[Stored records]
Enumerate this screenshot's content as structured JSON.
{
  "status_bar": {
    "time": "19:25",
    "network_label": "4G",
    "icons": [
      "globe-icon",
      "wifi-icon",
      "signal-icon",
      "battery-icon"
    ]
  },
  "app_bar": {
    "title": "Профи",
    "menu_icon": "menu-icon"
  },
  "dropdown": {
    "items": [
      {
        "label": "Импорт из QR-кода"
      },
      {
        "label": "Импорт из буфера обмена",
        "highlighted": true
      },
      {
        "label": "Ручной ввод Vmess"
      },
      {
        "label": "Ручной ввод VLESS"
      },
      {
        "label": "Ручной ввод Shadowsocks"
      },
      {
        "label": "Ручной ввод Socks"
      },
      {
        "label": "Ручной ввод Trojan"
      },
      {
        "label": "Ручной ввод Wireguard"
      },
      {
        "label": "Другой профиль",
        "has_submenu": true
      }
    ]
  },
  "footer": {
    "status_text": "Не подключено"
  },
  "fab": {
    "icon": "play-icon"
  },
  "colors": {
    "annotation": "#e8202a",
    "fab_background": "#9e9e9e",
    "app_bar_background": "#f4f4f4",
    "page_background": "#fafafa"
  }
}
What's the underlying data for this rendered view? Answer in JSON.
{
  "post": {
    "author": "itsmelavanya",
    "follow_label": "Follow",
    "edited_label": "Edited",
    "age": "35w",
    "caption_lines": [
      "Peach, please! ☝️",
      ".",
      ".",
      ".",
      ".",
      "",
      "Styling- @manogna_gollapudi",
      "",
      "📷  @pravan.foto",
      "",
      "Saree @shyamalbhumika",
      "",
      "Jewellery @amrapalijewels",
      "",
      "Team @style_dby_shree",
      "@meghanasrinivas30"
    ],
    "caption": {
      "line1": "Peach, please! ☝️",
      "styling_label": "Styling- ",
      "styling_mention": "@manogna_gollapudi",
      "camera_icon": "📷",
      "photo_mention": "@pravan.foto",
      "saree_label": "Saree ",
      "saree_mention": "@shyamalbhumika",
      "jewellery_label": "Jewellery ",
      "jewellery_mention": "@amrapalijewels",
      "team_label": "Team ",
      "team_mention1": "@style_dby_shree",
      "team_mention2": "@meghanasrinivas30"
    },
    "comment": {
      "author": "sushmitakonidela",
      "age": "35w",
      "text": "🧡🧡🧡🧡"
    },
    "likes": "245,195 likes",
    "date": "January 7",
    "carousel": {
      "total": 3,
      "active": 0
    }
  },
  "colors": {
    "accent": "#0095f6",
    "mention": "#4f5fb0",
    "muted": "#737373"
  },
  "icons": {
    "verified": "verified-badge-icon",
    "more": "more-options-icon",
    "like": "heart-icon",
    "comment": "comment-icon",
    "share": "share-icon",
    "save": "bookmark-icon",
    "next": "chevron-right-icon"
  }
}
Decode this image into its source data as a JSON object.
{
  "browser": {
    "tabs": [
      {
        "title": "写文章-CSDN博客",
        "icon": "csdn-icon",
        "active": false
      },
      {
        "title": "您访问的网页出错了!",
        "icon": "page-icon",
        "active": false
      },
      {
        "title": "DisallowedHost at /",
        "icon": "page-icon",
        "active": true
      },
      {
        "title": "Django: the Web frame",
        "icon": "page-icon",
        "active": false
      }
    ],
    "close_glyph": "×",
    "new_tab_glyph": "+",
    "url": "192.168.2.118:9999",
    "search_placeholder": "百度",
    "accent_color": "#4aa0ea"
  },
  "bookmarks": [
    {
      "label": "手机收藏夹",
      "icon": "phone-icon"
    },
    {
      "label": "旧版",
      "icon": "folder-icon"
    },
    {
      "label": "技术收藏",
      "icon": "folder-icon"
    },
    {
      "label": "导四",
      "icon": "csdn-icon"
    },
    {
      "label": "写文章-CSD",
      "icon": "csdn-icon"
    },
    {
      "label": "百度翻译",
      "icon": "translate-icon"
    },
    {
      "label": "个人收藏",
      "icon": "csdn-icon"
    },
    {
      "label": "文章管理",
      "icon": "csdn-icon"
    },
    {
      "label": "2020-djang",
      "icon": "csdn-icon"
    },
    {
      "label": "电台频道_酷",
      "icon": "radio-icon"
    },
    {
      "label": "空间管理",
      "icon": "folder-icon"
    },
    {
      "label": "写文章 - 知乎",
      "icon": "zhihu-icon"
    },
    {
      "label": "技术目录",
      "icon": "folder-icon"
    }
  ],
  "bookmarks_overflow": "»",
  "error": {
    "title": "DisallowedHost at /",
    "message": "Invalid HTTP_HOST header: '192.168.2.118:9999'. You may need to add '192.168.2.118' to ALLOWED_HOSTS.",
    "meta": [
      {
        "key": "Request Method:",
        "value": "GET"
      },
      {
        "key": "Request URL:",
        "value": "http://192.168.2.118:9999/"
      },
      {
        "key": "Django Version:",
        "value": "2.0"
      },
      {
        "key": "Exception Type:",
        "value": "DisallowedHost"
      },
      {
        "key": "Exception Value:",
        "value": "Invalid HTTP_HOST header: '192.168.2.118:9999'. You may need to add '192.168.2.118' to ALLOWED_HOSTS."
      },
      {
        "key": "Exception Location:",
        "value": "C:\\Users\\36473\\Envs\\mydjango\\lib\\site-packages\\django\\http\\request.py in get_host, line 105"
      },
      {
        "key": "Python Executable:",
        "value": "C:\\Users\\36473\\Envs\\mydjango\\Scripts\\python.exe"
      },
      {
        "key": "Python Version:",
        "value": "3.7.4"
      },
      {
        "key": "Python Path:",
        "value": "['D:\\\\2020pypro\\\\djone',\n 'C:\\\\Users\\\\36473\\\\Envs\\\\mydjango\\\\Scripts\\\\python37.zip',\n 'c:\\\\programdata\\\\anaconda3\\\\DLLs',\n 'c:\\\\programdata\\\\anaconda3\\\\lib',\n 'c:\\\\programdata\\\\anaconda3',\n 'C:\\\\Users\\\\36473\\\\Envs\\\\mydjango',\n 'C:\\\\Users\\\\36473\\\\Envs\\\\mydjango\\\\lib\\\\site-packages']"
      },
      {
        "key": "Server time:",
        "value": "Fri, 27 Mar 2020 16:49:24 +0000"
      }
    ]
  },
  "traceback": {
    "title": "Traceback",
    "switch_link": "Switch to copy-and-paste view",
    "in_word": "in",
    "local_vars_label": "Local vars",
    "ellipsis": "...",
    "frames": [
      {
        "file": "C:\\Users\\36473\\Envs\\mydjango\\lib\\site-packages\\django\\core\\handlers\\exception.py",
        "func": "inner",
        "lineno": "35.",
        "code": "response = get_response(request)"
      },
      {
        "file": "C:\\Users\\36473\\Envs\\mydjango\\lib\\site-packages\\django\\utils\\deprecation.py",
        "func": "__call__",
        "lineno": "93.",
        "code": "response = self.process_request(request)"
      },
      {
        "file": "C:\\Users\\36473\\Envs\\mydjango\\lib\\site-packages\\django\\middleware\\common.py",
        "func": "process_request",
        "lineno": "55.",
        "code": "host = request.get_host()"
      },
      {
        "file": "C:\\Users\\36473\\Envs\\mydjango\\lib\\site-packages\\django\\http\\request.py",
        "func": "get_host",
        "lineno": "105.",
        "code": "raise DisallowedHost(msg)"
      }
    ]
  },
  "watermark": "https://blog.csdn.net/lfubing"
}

● TASK:
In the listing, how many lines hold "Ручной"? Answer with a bare number.

● RESULT OF THE TASK:
6